The task
Check each line of the records for "SEND"; collect those that have it.

Source records

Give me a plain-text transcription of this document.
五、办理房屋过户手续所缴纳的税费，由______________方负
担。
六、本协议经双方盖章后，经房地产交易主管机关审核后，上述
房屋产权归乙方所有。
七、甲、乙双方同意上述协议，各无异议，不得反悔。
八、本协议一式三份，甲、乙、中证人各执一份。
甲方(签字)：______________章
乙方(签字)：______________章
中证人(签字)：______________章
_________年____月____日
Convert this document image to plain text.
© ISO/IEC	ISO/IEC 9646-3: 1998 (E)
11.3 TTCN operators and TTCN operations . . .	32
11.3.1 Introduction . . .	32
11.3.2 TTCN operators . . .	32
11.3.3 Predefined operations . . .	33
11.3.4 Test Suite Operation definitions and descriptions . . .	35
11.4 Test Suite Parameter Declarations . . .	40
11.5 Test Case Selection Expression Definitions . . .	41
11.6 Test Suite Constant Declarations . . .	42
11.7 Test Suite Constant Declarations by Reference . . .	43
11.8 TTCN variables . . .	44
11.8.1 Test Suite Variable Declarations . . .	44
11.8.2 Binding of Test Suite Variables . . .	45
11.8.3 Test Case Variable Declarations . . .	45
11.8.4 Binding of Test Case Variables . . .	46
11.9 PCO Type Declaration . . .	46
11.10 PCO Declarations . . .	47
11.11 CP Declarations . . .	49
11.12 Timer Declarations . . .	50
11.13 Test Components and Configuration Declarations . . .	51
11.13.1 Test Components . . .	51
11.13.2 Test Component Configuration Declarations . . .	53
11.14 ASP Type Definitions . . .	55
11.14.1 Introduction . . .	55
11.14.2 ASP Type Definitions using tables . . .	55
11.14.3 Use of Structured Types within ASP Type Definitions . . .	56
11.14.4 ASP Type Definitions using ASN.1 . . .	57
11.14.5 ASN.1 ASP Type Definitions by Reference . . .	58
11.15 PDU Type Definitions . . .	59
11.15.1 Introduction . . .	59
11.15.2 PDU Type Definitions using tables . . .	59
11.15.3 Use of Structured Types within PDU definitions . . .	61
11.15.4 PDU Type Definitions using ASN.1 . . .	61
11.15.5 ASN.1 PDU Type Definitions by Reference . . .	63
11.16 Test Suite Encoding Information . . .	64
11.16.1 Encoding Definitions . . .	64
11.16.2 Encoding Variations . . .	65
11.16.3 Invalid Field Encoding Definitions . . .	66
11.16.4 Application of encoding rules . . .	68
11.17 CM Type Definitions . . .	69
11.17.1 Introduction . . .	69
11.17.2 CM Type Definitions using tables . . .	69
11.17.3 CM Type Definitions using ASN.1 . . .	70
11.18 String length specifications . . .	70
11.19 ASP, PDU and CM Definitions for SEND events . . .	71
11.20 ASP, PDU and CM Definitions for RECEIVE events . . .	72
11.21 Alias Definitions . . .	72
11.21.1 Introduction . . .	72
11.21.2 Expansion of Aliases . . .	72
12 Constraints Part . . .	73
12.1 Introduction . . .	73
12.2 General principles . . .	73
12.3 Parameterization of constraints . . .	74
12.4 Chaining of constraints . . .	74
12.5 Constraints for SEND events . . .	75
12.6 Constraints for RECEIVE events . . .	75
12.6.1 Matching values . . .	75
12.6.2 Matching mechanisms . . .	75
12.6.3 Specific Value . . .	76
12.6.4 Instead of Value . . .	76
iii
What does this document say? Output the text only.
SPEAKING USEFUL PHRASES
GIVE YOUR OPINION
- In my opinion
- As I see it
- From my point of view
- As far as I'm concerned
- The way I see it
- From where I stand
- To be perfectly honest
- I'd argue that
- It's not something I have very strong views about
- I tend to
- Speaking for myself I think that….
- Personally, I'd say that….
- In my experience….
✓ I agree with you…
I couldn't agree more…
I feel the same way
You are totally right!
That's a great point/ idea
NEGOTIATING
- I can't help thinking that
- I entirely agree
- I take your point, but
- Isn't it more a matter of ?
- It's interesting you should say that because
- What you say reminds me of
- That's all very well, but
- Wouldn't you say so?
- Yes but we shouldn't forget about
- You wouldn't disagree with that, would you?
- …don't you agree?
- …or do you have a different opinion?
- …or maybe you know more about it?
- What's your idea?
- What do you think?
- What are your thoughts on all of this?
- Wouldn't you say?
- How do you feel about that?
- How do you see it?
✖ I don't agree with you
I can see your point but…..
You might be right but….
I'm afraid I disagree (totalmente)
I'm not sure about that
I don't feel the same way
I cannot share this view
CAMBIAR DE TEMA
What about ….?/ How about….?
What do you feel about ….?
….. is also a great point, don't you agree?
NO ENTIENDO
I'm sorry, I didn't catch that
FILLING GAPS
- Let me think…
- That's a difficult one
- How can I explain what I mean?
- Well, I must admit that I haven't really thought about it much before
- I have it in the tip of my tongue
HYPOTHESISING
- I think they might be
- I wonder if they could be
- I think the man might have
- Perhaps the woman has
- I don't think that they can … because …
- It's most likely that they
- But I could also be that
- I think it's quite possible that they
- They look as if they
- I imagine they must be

Task result
11.19 ASP, PDU and CM Definitions for SEND events . . .	71
12.5 Constraints for SEND events . . .	75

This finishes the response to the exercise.